EXERCISE TEXT:

• • • • • • •

Remember, these changes are crucial for your email marketing strategies and take effect from February 1st, 2024. Don’t delay in making the necessary adjustments to ensure your emails continue to reach your audience’s inbox!
Podcast Episode 44 – Changes to Email Delivery Standards with Google and Yahoo
[00:00:08] Hello, and welcome back to Website Success. I’m your host, Chrissy Rey. This episode was supposed to be part two of my AI series, but I wanted a cut ahead in the queue a little bit with something that’s a bit more pressing. You might’ve received some emails from your email marketing provider in recent weeks about changes to Google and Yahoo’s delivery standards. And since those changes take effect, starting on February 1st, 2024, I wanted to give you the scoop, so you know what you need to do before February rolls around.
[00:00:44] Google and Yahoo want to try to curb the spam and malicious phishing and scam emails in their customers’ inboxes. And as a result, they are making some changes that will affect whether or not your emails get delivered if you’re sending bulk emails. These changes apply to bulk senders. And if you’re using an email marketing tool like MailChimp, Constant Contact or ActiveCampaign, or one of the many other tools out there to send emails to your mailing list, you are a bulk sender. So these changes will affect you. So pay attention, because if you don’t take action, anybody who’s using Google, including Google Workspace, or Yahoo to get their emails, won’t see your email marketing in their inbox after these changes take effect.

• • • • • • •

TASK ITEM A:
Using the podcast transcript, answer:
(i) On what date do the changes take effect?
(ii) Who hosts the show?
(iii) Which three email marketing tools are named as examples?
TASK ITEM B: Return the passage of the podcast transcript from "Podcast Episode 44" up to and including "February rolls around.", copied word for word.

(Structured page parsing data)

• • • • • • •

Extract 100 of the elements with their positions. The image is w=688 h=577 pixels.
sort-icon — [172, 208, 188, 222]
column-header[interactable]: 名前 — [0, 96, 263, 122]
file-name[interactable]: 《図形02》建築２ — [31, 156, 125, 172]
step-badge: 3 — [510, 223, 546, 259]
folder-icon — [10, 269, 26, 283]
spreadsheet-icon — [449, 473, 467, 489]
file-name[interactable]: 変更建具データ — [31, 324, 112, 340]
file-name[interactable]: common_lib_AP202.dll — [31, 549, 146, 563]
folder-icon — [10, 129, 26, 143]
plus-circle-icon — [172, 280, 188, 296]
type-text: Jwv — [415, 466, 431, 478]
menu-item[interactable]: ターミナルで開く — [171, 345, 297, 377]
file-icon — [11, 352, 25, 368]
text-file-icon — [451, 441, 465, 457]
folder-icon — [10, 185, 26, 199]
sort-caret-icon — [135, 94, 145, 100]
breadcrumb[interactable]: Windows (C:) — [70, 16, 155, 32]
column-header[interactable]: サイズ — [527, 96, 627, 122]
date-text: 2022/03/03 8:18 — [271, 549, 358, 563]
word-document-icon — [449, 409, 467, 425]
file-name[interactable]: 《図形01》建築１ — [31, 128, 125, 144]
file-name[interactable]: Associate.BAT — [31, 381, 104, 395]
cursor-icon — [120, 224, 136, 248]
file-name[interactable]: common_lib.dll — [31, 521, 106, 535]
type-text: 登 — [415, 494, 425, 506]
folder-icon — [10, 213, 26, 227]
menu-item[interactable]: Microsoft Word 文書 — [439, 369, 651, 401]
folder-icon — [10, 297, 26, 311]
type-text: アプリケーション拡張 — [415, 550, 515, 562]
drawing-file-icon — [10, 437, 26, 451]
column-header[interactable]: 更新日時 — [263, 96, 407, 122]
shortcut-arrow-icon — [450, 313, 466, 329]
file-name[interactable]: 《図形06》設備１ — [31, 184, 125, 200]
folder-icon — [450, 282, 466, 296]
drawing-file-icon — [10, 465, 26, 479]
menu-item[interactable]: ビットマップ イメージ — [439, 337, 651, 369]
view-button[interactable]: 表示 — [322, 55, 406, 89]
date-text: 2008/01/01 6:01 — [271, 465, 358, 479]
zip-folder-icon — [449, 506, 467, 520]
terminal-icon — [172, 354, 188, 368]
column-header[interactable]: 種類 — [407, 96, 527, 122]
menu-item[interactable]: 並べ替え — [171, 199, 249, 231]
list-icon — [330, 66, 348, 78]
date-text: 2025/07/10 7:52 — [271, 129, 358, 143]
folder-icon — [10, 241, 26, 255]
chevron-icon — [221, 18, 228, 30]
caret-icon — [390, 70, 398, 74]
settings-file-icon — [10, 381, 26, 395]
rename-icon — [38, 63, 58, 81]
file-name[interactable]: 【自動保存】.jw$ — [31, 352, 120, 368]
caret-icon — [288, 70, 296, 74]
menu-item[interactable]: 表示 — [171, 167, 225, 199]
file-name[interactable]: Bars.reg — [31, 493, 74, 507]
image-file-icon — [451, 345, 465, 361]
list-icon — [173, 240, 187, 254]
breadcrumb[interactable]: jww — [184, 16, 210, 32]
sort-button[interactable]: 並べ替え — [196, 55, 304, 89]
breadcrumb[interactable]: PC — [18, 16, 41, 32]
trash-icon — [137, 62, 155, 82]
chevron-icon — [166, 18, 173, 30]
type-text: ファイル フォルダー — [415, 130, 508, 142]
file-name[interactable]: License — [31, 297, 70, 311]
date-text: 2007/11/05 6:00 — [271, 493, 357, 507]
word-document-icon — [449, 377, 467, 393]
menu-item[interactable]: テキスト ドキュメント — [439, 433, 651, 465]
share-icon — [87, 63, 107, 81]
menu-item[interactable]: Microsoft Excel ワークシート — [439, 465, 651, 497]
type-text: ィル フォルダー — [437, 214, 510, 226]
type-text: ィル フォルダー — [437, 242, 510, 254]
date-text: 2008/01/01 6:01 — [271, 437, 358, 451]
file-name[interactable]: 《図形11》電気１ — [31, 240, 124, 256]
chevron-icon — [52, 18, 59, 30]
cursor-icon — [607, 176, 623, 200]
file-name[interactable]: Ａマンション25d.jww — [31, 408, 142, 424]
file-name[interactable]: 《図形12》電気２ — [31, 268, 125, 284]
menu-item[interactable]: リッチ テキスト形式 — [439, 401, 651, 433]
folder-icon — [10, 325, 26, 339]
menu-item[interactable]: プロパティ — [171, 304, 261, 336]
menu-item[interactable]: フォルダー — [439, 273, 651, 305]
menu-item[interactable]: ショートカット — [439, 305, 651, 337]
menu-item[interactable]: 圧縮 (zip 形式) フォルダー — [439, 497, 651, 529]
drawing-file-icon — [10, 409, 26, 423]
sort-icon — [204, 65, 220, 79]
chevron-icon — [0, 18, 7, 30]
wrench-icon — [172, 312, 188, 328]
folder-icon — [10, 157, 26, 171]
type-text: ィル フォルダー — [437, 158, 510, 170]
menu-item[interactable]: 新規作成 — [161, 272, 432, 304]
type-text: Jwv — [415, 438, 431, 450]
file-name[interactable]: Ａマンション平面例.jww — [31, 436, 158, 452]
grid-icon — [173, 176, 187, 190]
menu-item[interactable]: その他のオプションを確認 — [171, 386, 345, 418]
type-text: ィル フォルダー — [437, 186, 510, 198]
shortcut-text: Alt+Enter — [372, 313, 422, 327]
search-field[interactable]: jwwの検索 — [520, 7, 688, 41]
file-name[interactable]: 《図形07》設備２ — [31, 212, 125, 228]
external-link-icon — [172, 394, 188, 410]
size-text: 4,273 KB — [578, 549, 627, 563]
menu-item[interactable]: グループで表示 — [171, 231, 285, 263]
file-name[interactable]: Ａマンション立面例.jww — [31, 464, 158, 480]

• • • • • • •

RESPONSE A:
(i) February 1st, 2024
(ii) Chrissy Rey
(iii) MailChimp, Constant Contact and ActiveCampaign

RESPONSE B:
Podcast Episode 44 – Changes to Email Delivery Standards with Google and Yahoo
[00:00:08] Hello, and welcome back to Website Success. I’m your host, Chrissy Rey. This episode was supposed to be part two of my AI series, but I wanted a cut ahead in the queue a little bit with something that’s a bit more pressing. You might’ve received some emails from your email marketing provider in recent weeks about changes to Google and Yahoo’s delivery standards. And since those changes take effect, starting on February 1st, 2024, I wanted to give you the scoop, so you know what you need to do before February rolls around.